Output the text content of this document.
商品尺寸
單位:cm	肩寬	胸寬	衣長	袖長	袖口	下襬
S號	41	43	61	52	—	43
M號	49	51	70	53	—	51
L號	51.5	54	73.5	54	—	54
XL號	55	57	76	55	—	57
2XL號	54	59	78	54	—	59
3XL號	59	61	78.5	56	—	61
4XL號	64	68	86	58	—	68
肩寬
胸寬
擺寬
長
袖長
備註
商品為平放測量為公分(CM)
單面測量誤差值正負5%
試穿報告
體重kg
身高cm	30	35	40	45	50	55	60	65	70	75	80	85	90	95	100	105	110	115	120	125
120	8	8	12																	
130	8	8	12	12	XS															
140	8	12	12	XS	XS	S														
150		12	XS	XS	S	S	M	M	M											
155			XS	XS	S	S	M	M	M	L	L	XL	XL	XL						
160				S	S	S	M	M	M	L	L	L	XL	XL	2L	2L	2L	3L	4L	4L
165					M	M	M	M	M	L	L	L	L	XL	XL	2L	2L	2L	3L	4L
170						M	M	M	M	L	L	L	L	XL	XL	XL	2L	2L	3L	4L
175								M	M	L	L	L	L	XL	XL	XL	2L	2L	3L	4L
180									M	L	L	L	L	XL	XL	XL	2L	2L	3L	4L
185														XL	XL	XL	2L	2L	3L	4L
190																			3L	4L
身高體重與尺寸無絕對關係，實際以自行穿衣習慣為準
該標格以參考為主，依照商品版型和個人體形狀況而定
-.-.-
**Given problem**
Set down the listing above in full, please, exactly as it appears.

**In response**
Output the text content of this document.
商品尺寸
單位:cm	肩寬	胸寬	衣長	袖長	袖口	下襬
S號	41	43	61	52	—	43
M號	49	51	70	53	—	51
L號	51.5	54	73.5	54	—	54
XL號	55	57	76	55	—	57
2XL號	54	59	78	54	—	59
3XL號	59	61	78.5	56	—	61
4XL號	64	68	86	58	—	68
肩寬
胸寬
擺寬
長
袖長
備註
商品為平放測量為公分(CM)
單面測量誤差值正負5%
試穿報告
體重kg
身高cm	30	35	40	45	50	55	60	65	70	75	80	85	90	95	100	105	110	115	120	125
120	8	8	12																	
130	8	8	12	12	XS															
140	8	12	12	XS	XS	S														
150		12	XS	XS	S	S	M	M	M											
155			XS	XS	S	S	M	M	M	L	L	XL	XL	XL						
160				S	S	S	M	M	M	L	L	L	XL	XL	2L	2L	2L	3L	4L	4L
165					M	M	M	M	M	L	L	L	L	XL	XL	2L	2L	2L	3L	4L
170						M	M	M	M	L	L	L	L	XL	XL	XL	2L	2L	3L	4L
175								M	M	L	L	L	L	XL	XL	XL	2L	2L	3L	4L
180									M	L	L	L	L	XL	XL	XL	2L	2L	3L	4L
185														XL	XL	XL	2L	2L	3L	4L
190																			3L	4L
身高體重與尺寸無絕對關係，實際以自行穿衣習慣為準
該標格以參考為主，依照商品版型和個人體形狀況而定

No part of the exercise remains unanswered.